— START Data for processing —
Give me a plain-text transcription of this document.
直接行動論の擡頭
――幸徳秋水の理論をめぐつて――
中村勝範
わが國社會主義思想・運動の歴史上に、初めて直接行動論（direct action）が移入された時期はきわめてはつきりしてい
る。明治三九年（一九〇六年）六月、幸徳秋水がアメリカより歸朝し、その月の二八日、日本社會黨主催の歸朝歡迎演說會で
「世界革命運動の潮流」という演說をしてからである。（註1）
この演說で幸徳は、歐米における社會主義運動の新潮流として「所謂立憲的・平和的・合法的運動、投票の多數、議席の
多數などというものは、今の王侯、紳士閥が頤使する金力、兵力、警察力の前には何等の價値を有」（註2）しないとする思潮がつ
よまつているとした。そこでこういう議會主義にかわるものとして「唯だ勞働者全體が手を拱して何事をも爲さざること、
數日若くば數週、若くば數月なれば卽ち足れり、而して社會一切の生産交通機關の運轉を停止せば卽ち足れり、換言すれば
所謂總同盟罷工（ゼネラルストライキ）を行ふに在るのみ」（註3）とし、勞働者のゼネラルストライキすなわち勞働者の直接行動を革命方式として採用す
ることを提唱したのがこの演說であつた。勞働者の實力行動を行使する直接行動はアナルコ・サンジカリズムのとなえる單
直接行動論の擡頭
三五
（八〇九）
— END Data for processing —
[Task goal] Could you quote the material above in full, exactly as it stands?

[Written answer]
Give me a plain-text transcription of this document.
直接行動論の擡頭
――幸徳秋水の理論をめぐつて――
中村勝範
わが國社會主義思想・運動の歴史上に、初めて直接行動論（direct action）が移入された時期はきわめてはつきりしてい
る。明治三九年（一九〇六年）六月、幸徳秋水がアメリカより歸朝し、その月の二八日、日本社會黨主催の歸朝歡迎演說會で
「世界革命運動の潮流」という演說をしてからである。（註1）
この演說で幸徳は、歐米における社會主義運動の新潮流として「所謂立憲的・平和的・合法的運動、投票の多數、議席の
多數などというものは、今の王侯、紳士閥が頤使する金力、兵力、警察力の前には何等の價値を有」（註2）しないとする思潮がつ
よまつているとした。そこでこういう議會主義にかわるものとして「唯だ勞働者全體が手を拱して何事をも爲さざること、
數日若くば數週、若くば數月なれば卽ち足れり、而して社會一切の生産交通機關の運轉を停止せば卽ち足れり、換言すれば
所謂總同盟罷工（ゼネラルストライキ）を行ふに在るのみ」（註3）とし、勞働者のゼネラルストライキすなわち勞働者の直接行動を革命方式として採用す
ることを提唱したのがこの演說であつた。勞働者の實力行動を行使する直接行動はアナルコ・サンジカリズムのとなえる單
直接行動論の擡頭
三五
（八〇九）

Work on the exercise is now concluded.